> **Items from a dataset**
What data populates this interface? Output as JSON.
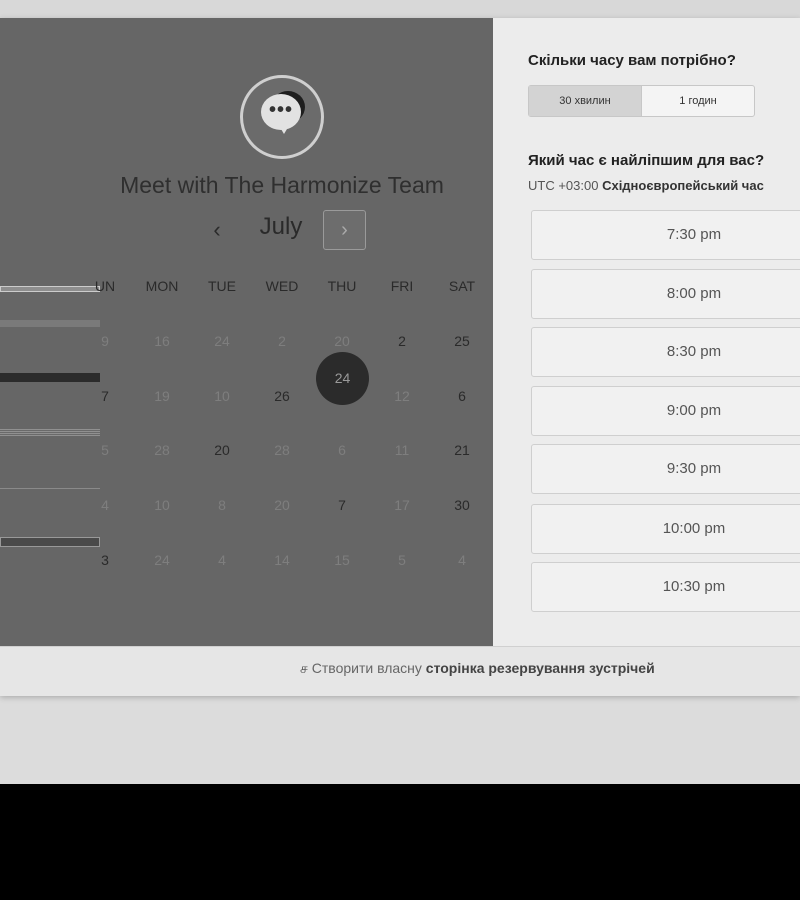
{
  "left_panel": {
    "team_title": "Meet with The Harmonize Team",
    "logo_icon": "speech-bubble-icon",
    "logo_dots": "•••",
    "calendar": {
      "prev_label": "‹",
      "month": "July",
      "next_label": "›",
      "weekdays": [
        "UN",
        "MON",
        "TUE",
        "WED",
        "THU",
        "FRI",
        "SAT"
      ],
      "weeks": [
        [
          {
            "d": "9",
            "avail": false
          },
          {
            "d": "16",
            "avail": false
          },
          {
            "d": "24",
            "avail": false
          },
          {
            "d": "2",
            "avail": false
          },
          {
            "d": "20",
            "avail": false
          },
          {
            "d": "2",
            "avail": true
          },
          {
            "d": "25",
            "avail": true
          }
        ],
        [
          {
            "d": "7",
            "avail": true
          },
          {
            "d": "19",
            "avail": false
          },
          {
            "d": "10",
            "avail": false
          },
          {
            "d": "26",
            "avail": true
          },
          {
            "d": "24",
            "avail": true,
            "selected": true
          },
          {
            "d": "12",
            "avail": false
          },
          {
            "d": "6",
            "avail": true
          }
        ],
        [
          {
            "d": "5",
            "avail": false
          },
          {
            "d": "28",
            "avail": false
          },
          {
            "d": "20",
            "avail": true
          },
          {
            "d": "28",
            "avail": false
          },
          {
            "d": "6",
            "avail": false
          },
          {
            "d": "11",
            "avail": false
          },
          {
            "d": "21",
            "avail": true
          }
        ],
        [
          {
            "d": "4",
            "avail": false
          },
          {
            "d": "10",
            "avail": false
          },
          {
            "d": "8",
            "avail": false
          },
          {
            "d": "20",
            "avail": false
          },
          {
            "d": "7",
            "avail": true
          },
          {
            "d": "17",
            "avail": false
          },
          {
            "d": "30",
            "avail": true
          }
        ],
        [
          {
            "d": "3",
            "avail": true
          },
          {
            "d": "24",
            "avail": false
          },
          {
            "d": "4",
            "avail": false
          },
          {
            "d": "14",
            "avail": false
          },
          {
            "d": "15",
            "avail": false
          },
          {
            "d": "5",
            "avail": false
          },
          {
            "d": "4",
            "avail": false
          }
        ]
      ]
    }
  },
  "right_panel": {
    "duration_question": "Скільки часу вам потрібно?",
    "durations": [
      "30 хвилин",
      "1 годин"
    ],
    "selected_duration": "30 хвилин",
    "time_question": "Який час є найліпшим для вас?",
    "timezone_offset": "UTC +03:00",
    "timezone_name": "Східноєвропейський час",
    "slots": [
      "7:30 pm",
      "8:00 pm",
      "8:30 pm",
      "9:00 pm",
      "9:30 pm",
      "10:00 pm",
      "10:30 pm"
    ]
  },
  "footer": {
    "icon": "hubspot-sprocket-icon",
    "icon_glyph": "ச",
    "prefix": "Створити власну",
    "link": "сторінка резервування зустрічей"
  },
  "colors": {
    "overlay_gray": "#666666",
    "selected_day": "#2b2b2b",
    "panel_bg": "#ececec"
  }
}
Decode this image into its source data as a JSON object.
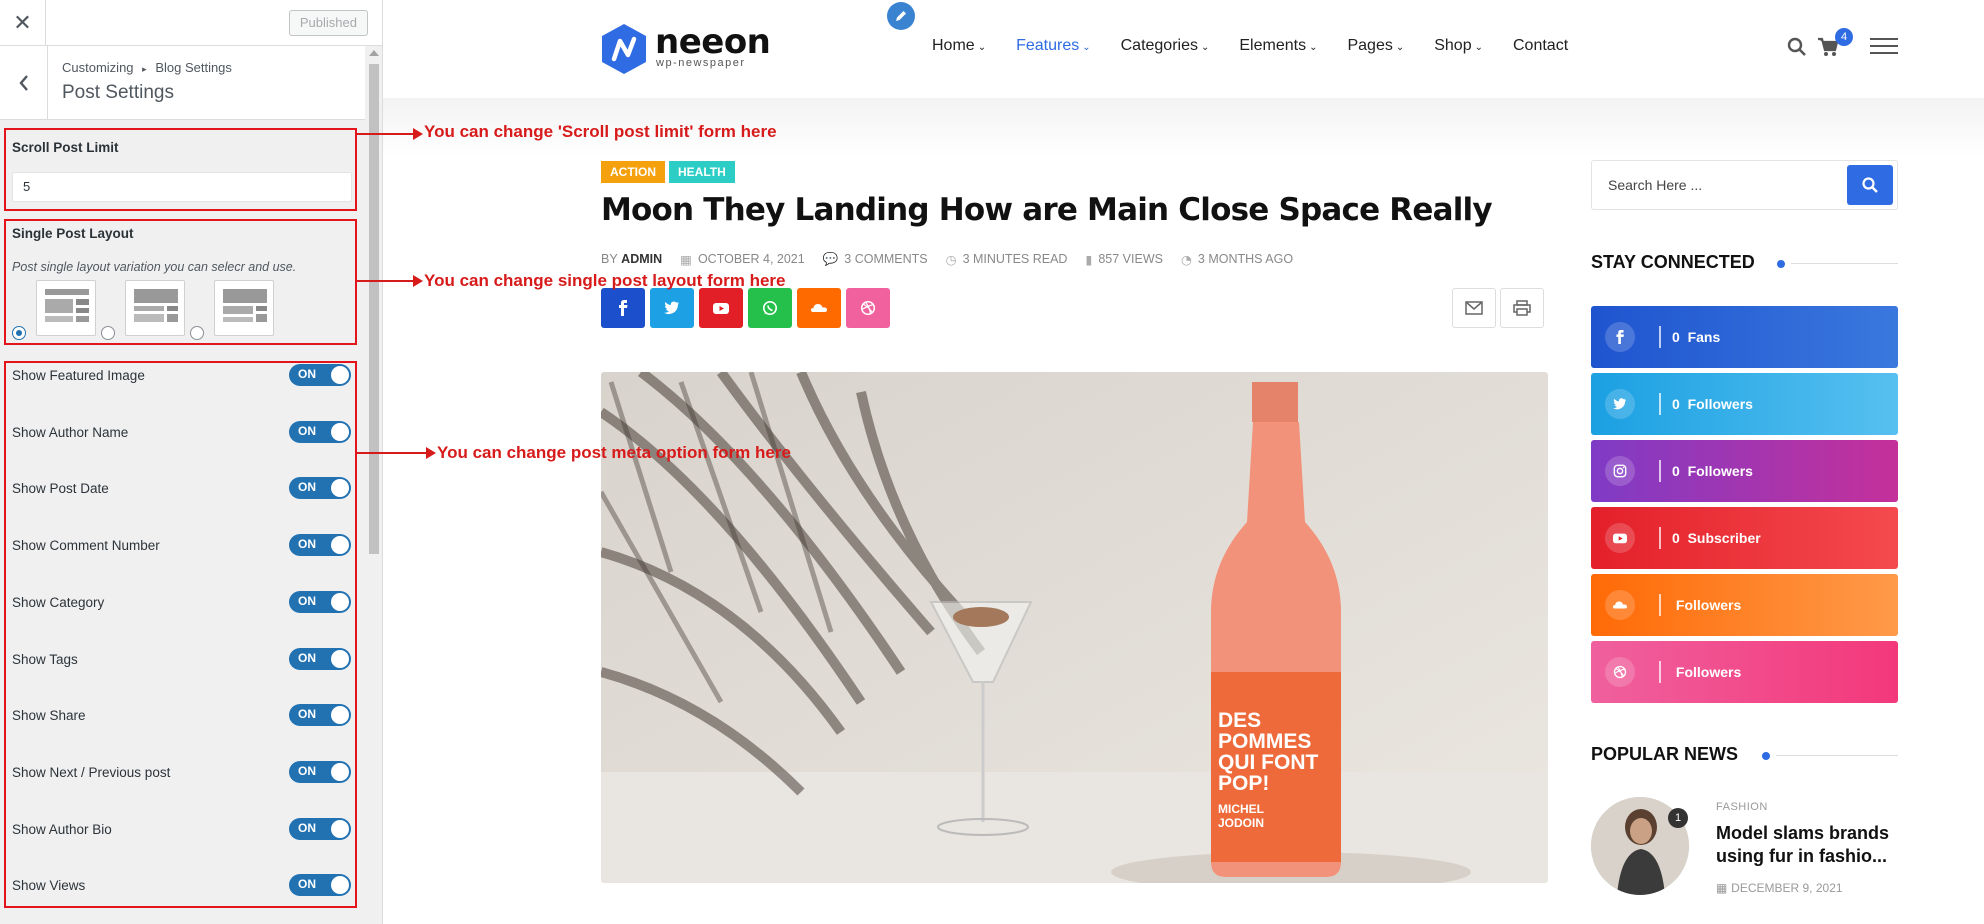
{
  "customizer": {
    "close_icon": "close-icon",
    "publish_label": "Published",
    "breadcrumb_root": "Customizing",
    "breadcrumb_sep": "▸",
    "breadcrumb_section": "Blog Settings",
    "section_title": "Post Settings",
    "scroll_limit": {
      "label": "Scroll Post Limit",
      "value": "5"
    },
    "single_layout": {
      "label": "Single Post Layout",
      "description": "Post single layout variation you can selecr and use.",
      "selected_index": 0
    },
    "toggles": [
      {
        "label": "Show Featured Image",
        "state": "ON"
      },
      {
        "label": "Show Author Name",
        "state": "ON"
      },
      {
        "label": "Show Post Date",
        "state": "ON"
      },
      {
        "label": "Show Comment Number",
        "state": "ON"
      },
      {
        "label": "Show Category",
        "state": "ON"
      },
      {
        "label": "Show Tags",
        "state": "ON"
      },
      {
        "label": "Show Share",
        "state": "ON"
      },
      {
        "label": "Show Next / Previous post",
        "state": "ON"
      },
      {
        "label": "Show Author Bio",
        "state": "ON"
      },
      {
        "label": "Show Views",
        "state": "ON"
      }
    ]
  },
  "annotations": [
    "You can change 'Scroll post limit' form here",
    "You can change single post layout form here",
    "You can change post meta option form here"
  ],
  "site": {
    "logo_name": "neeon",
    "logo_sub": "wp-newspaper",
    "nav": [
      {
        "label": "Home",
        "dropdown": true,
        "active": false
      },
      {
        "label": "Features",
        "dropdown": true,
        "active": true
      },
      {
        "label": "Categories",
        "dropdown": true,
        "active": false
      },
      {
        "label": "Elements",
        "dropdown": true,
        "active": false
      },
      {
        "label": "Pages",
        "dropdown": true,
        "active": false
      },
      {
        "label": "Shop",
        "dropdown": true,
        "active": false
      },
      {
        "label": "Contact",
        "dropdown": false,
        "active": false
      }
    ],
    "cart_count": "4",
    "accent": "#2f6be2"
  },
  "post": {
    "tags": [
      {
        "label": "ACTION",
        "color": "#f5a00d"
      },
      {
        "label": "HEALTH",
        "color": "#2ccdc4"
      }
    ],
    "title": "Moon They Landing How are Main Close Space Really",
    "by": "BY",
    "author": "ADMIN",
    "date": "OCTOBER 4, 2021",
    "comments": "3 COMMENTS",
    "read_time": "3 MINUTES READ",
    "views": "857 VIEWS",
    "ago": "3 MONTHS AGO",
    "share": [
      {
        "icon": "facebook-icon",
        "color": "#1b4fcb"
      },
      {
        "icon": "twitter-icon",
        "color": "#1da1e4"
      },
      {
        "icon": "youtube-icon",
        "color": "#e21f26"
      },
      {
        "icon": "whatsapp-icon",
        "color": "#25c04b"
      },
      {
        "icon": "soundcloud-icon",
        "color": "#ff6a00"
      },
      {
        "icon": "dribbble-icon",
        "color": "#f0619e"
      }
    ],
    "bottle_label": "DES POMMES QUI FONT POP!",
    "bottle_maker": "MICHEL JODOIN"
  },
  "widgets": {
    "search_placeholder": "Search Here ...",
    "stay_connected": "STAY CONNECTED",
    "social": [
      {
        "icon": "facebook-icon",
        "count": "0",
        "label": "Fans",
        "from": "#1f54cf",
        "to": "#3a78de"
      },
      {
        "icon": "twitter-icon",
        "count": "0",
        "label": "Followers",
        "from": "#1ba0e2",
        "to": "#57c0f0"
      },
      {
        "icon": "instagram-icon",
        "count": "0",
        "label": "Followers",
        "from": "#7f3bc6",
        "to": "#c5309a"
      },
      {
        "icon": "youtube-icon",
        "count": "0",
        "label": "Subscriber",
        "from": "#e4202a",
        "to": "#f44a4e"
      },
      {
        "icon": "soundcloud-icon",
        "count": "",
        "label": "Followers",
        "from": "#ff6a06",
        "to": "#ff9a4a"
      },
      {
        "icon": "dribbble-icon",
        "count": "",
        "label": "Followers",
        "from": "#f0609e",
        "to": "#f3387a"
      }
    ],
    "popular_news": "POPULAR NEWS",
    "popular": {
      "rank": "1",
      "category": "FASHION",
      "title": "Model slams brands using fur in fashio...",
      "date": "DECEMBER 9, 2021"
    }
  }
}
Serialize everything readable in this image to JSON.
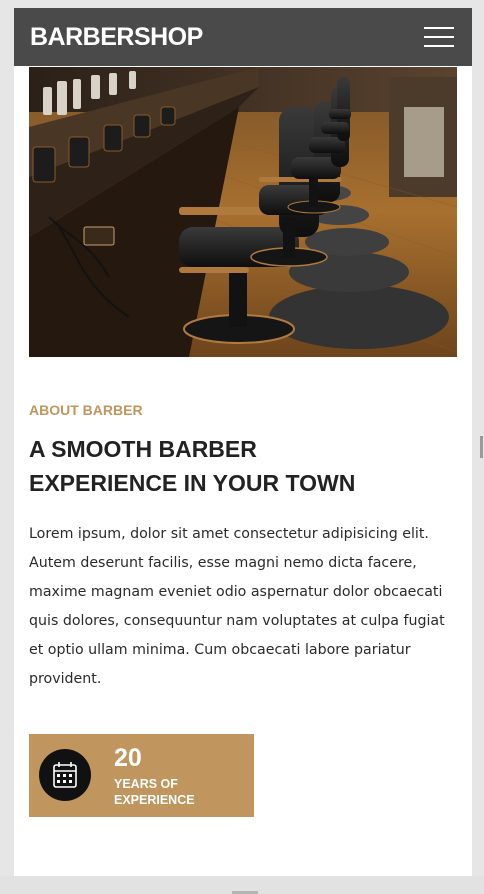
{
  "brand": {
    "name": "BARBERSHOP"
  },
  "nav": {
    "menu_icon": "hamburger-menu-icon"
  },
  "hero": {
    "image_subject": "barbershop-chairs-photo"
  },
  "about": {
    "eyebrow": "ABOUT BARBER",
    "heading_line1": "A SMOOTH BARBER",
    "heading_line2": "EXPERIENCE IN YOUR TOWN",
    "body": "Lorem ipsum, dolor sit amet consectetur adipisicing elit. Autem deserunt facilis, esse magni nemo dicta facere, maxime magnam eveniet odio aspernatur dolor obcaecati quis dolores, consequuntur nam voluptates at culpa fugiat et optio ullam minima. Cum obcaecati labore pariatur provident."
  },
  "experience": {
    "number": "20",
    "label_line1": "YEARS OF",
    "label_line2": "EXPERIENCE",
    "icon": "calendar-icon"
  },
  "colors": {
    "accent": "#c1955e",
    "navbar": "#3c3c3c",
    "heading": "#222222",
    "text": "#2a2a2a"
  }
}
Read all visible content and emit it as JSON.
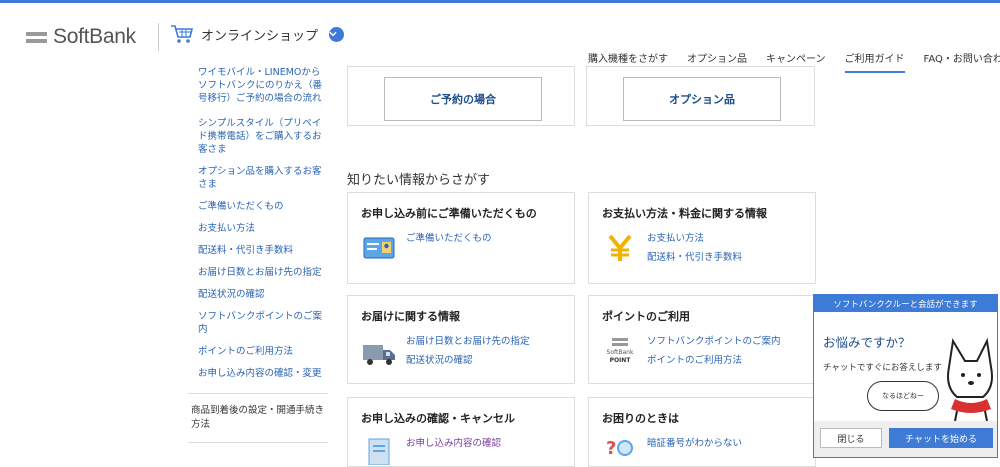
{
  "header": {
    "logo_text": "SoftBank",
    "shop_label": "オンラインショップ",
    "nav": [
      "購入機種をさがす",
      "オプション品",
      "キャンペーン",
      "ご利用ガイド",
      "FAQ・お問い合わせ"
    ],
    "active_nav": "ご利用ガイド"
  },
  "sidebar": {
    "clipped_link": "ワイモバイル・LINEMOからソフトバンクにのりかえ（番号移行）ご予約の場合の流れ",
    "links": [
      "シンプルスタイル（プリペイド携帯電話）をご購入するお客さま",
      "オプション品を購入するお客さま",
      "ご準備いただくもの",
      "お支払い方法",
      "配送料・代引き手数料",
      "お届け日数とお届け先の指定",
      "配送状況の確認",
      "ソフトバンクポイントのご案内",
      "ポイントのご利用方法",
      "お申し込み内容の確認・変更"
    ],
    "section_heading": "商品到着後の設定・開通手続き方法"
  },
  "top_buttons": [
    "ご予約の場合",
    "オプション品"
  ],
  "section_title": "知りたい情報からさがす",
  "cards": [
    {
      "title": "お申し込み前にご準備いただくもの",
      "links": [
        "ご準備いただくもの"
      ],
      "icon": "id-card-icon"
    },
    {
      "title": "お支払い方法・料金に関する情報",
      "links": [
        "お支払い方法",
        "配送料・代引き手数料"
      ],
      "icon": "yen-icon"
    },
    {
      "title": "お届けに関する情報",
      "links": [
        "お届け日数とお届け先の指定",
        "配送状況の確認"
      ],
      "icon": "truck-icon"
    },
    {
      "title": "ポイントのご利用",
      "links": [
        "ソフトバンクポイントのご案内",
        "ポイントのご利用方法"
      ],
      "icon": "softbank-point-icon",
      "icon_text": [
        "SoftBank",
        "POINT"
      ]
    },
    {
      "title": "お申し込みの確認・キャンセル",
      "links": [
        "お申し込み内容の確認"
      ],
      "icon": "document-icon"
    },
    {
      "title": "お困りのときは",
      "links": [
        "暗証番号がわからない"
      ],
      "icon": "question-magnifier-icon"
    }
  ],
  "chat": {
    "header": "ソフトバンククルーと会話ができます",
    "question": "お悩みですか？",
    "subtitle": "チャットですぐにお答えします",
    "bubble": "なるほどねー",
    "close_label": "閉じる",
    "start_label": "チャットを始める"
  },
  "colors": {
    "accent": "#3d7bd6",
    "link": "#2a64b4",
    "heading_blue": "#1c4e8c",
    "icon_yellow": "#f0b400"
  }
}
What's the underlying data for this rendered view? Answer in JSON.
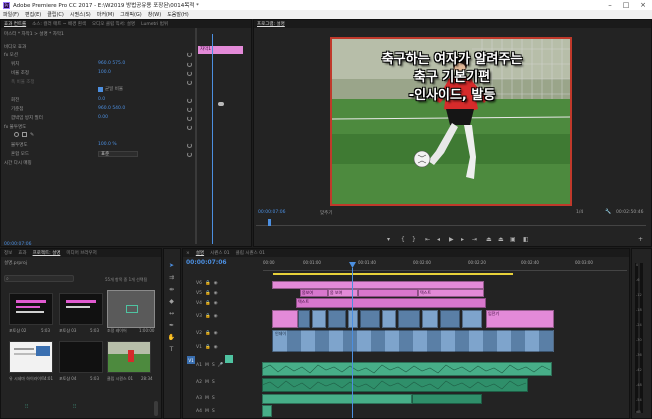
{
  "window": {
    "title": "Adobe Premiere Pro CC 2017 - E:\\W2019 방법공유용 포장된\\0014목적 *"
  },
  "menu": [
    "파일(F)",
    "편집(E)",
    "클립(C)",
    "시퀀스(S)",
    "마커(M)",
    "그래픽(G)",
    "창(W)",
    "도움말(H)"
  ],
  "source_panel": {
    "tabs": [
      "효과 컨트롤",
      "소스: 컬러 매트 ~ 배경 흰색",
      "오디오 클립 믹서: 설명",
      "Lumetri 범위",
      "메타데이터"
    ],
    "source_path": "마스터 * 자막1 > 설명 * 자막1",
    "clip_label": "자막1",
    "rows": [
      {
        "label": "비디오 효과",
        "value": ""
      },
      {
        "label": "fx  모션",
        "value": ""
      },
      {
        "label": "위치",
        "value": "960.0   575.0"
      },
      {
        "label": "비율 조정",
        "value": "100.0"
      },
      {
        "label": "폭 비율 조정",
        "value": ""
      },
      {
        "label": "",
        "value": "균일 비율"
      },
      {
        "label": "회전",
        "value": "0.0"
      },
      {
        "label": "기준점",
        "value": "960.0   540.0"
      },
      {
        "label": "깜박임 방지 필터",
        "value": "0.00"
      },
      {
        "label": "fx  불투명도",
        "value": ""
      },
      {
        "label": "",
        "value": ""
      },
      {
        "label": "불투명도",
        "value": "100.0 %"
      },
      {
        "label": "혼합 모드",
        "value": "표준"
      },
      {
        "label": "시간 다시 매핑",
        "value": ""
      }
    ],
    "timecode": "00:00:07:06"
  },
  "program_monitor": {
    "tab": "프로그램: 설명",
    "overlay_lines": [
      "축구하는 여자가 알려주는",
      "축구 기본기편",
      "-인사이드, 발등"
    ],
    "timecode": "00:00:07:06",
    "fit": "맞추기",
    "ratio": "1/4",
    "duration": "00:02:50:46"
  },
  "project_panel": {
    "tabs": [
      "프로젝트: 설명",
      "미디어 브라우저",
      "라이브러리",
      "정보",
      "효과"
    ],
    "active_tab": "프로젝트: 설명",
    "project_name": "설명.prproj",
    "item_count": "55개 항목 중 1개 선택됨",
    "items": [
      {
        "name": "포토샵 02",
        "duration": "5:03"
      },
      {
        "name": "포토샵 03",
        "duration": "5:03"
      },
      {
        "name": "조정 레이어",
        "duration": "1:00:00"
      },
      {
        "name": "유 시네마 하이라이트",
        "duration": "4:01"
      },
      {
        "name": "포토샵 04",
        "duration": "5:03"
      },
      {
        "name": "클립 시퀀스 01",
        "duration": "28:34"
      }
    ]
  },
  "timeline": {
    "tabs": [
      "설명",
      "시퀀스 01",
      "클립 시퀀스 01"
    ],
    "active_tab": "설명",
    "timecode": "00:00:07:06",
    "ruler": [
      "00:00",
      "00:01:00",
      "00:01:40",
      "00:02:00",
      "00:02:20",
      "00:02:40",
      "00:03:00"
    ],
    "tracks": [
      "V6",
      "V5",
      "V4",
      "V3",
      "V2",
      "V1",
      "A1",
      "A2",
      "A3",
      "A4"
    ],
    "clip_labels": [
      "몸보여",
      "몸 보여",
      "텍스트",
      "텍스트",
      "입전기",
      "인데이"
    ]
  },
  "meter_scale": [
    "0",
    "-6",
    "-12",
    "-18",
    "-24",
    "-30",
    "-36",
    "-42",
    "-48",
    "-54",
    "dB"
  ]
}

> **EXERCISE GOAL**
Pull out every line containing "form".

> **FINISHED TASK**
    "You can change 'Scroll post limit' form here",
    "You can change single post layout form here",
    "You can change post meta option form here"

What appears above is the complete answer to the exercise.